____ Extracted material

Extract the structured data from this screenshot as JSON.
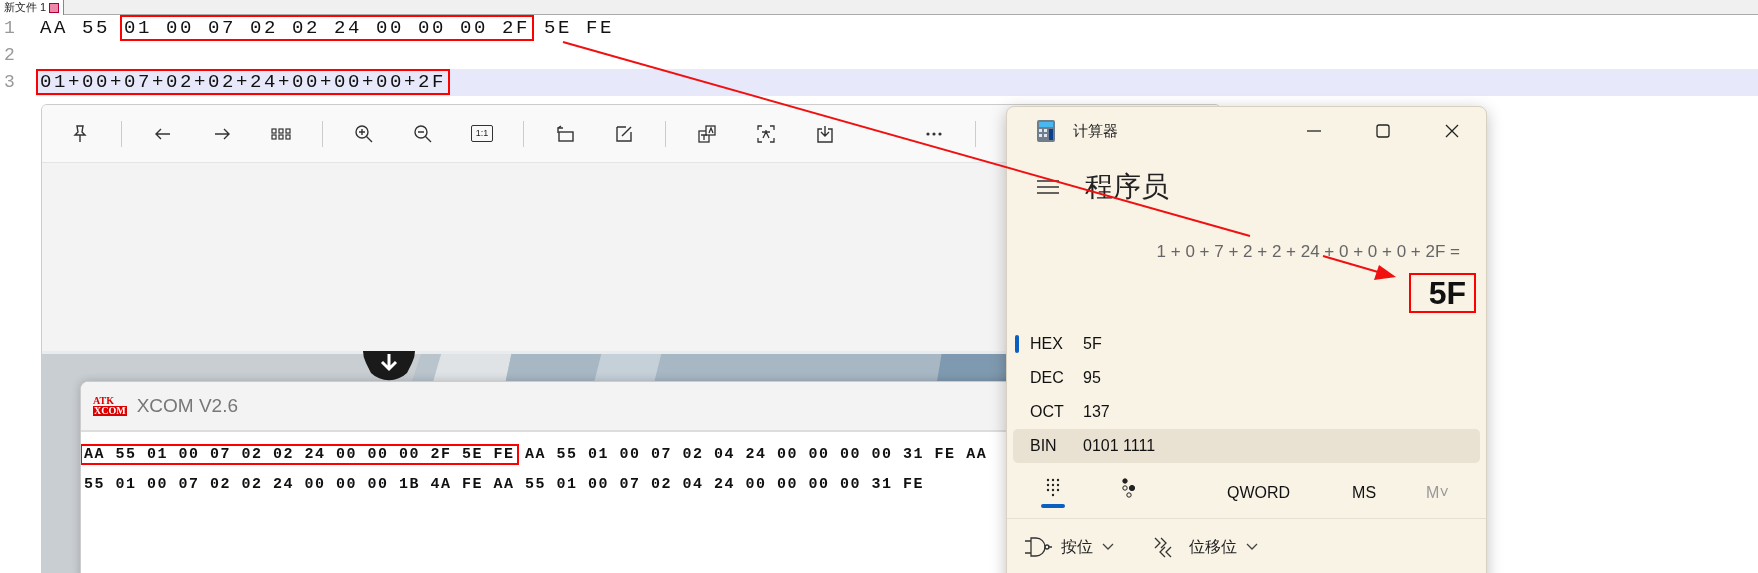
{
  "editor": {
    "tab": {
      "label": "新文件 1",
      "modified": true
    },
    "lines": [
      {
        "number": "1",
        "current": false,
        "segments": [
          {
            "text": "AA 55 ",
            "boxed": false
          },
          {
            "text": "01 00 07 02 02 24 00 00 00 2F",
            "boxed": true
          },
          {
            "text": " 5E FE",
            "boxed": false
          }
        ]
      },
      {
        "number": "2",
        "current": false
      },
      {
        "number": "3",
        "current": true,
        "segments": [
          {
            "text": "01+00+07+02+02+24+00+00+00+2F",
            "boxed": true
          }
        ]
      }
    ]
  },
  "image_viewer": {
    "toolbar": [
      {
        "kind": "pin"
      },
      {
        "kind": "separator"
      },
      {
        "kind": "back"
      },
      {
        "kind": "forward"
      },
      {
        "kind": "grid"
      },
      {
        "kind": "separator"
      },
      {
        "kind": "zoom-in"
      },
      {
        "kind": "zoom-out"
      },
      {
        "kind": "actual-size",
        "label": "1:1"
      },
      {
        "kind": "separator"
      },
      {
        "kind": "rotate"
      },
      {
        "kind": "edit"
      },
      {
        "kind": "separator"
      },
      {
        "kind": "translate"
      },
      {
        "kind": "scan"
      },
      {
        "kind": "save"
      },
      {
        "kind": "spacer"
      },
      {
        "kind": "more"
      },
      {
        "kind": "separator"
      }
    ]
  },
  "xcom": {
    "logo": [
      "ATK",
      "XCOM"
    ],
    "title": "XCOM V2.6",
    "lines": [
      [
        {
          "text": "AA 55 01 00 07 02 02 24 00 00 00 2F 5E FE",
          "boxed": true
        },
        {
          "text": " AA 55 01 00 07 02 04 24 00 00 00 00 31 FE AA",
          "boxed": false
        }
      ],
      [
        {
          "text": "55 01 00 07 02 02 24 00 00 00 1B 4A FE AA 55 01 00 07 02 04 24 00 00 00 00 31 FE",
          "boxed": false
        }
      ]
    ]
  },
  "calculator": {
    "title": "计算器",
    "mode": "程序员",
    "expression": "1 + 0 + 7 + 2 + 2 + 24 + 0 + 0 + 0 + 2F =",
    "result": {
      "text": "5F",
      "boxed": true
    },
    "radix": [
      {
        "label": "HEX",
        "value": "5F",
        "selected": true,
        "highlighted": false
      },
      {
        "label": "DEC",
        "value": "95",
        "selected": false,
        "highlighted": false
      },
      {
        "label": "OCT",
        "value": "137",
        "selected": false,
        "highlighted": false
      },
      {
        "label": "BIN",
        "value": "0101 1111",
        "selected": false,
        "highlighted": true
      }
    ],
    "keypad_tabs": [
      {
        "kind": "keypad",
        "selected": true
      },
      {
        "kind": "bits",
        "selected": false
      }
    ],
    "word_size": "QWORD",
    "memory": [
      {
        "label": "MS",
        "disabled": false
      },
      {
        "label": "M˅",
        "disabled": true
      }
    ],
    "operations": [
      {
        "kind": "bitwise",
        "label": "按位"
      },
      {
        "kind": "shift",
        "label": "位移位"
      }
    ]
  }
}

________

### Task details
Report how many lines of the entries hold the string "value". Provide the number alone.

### Answer
4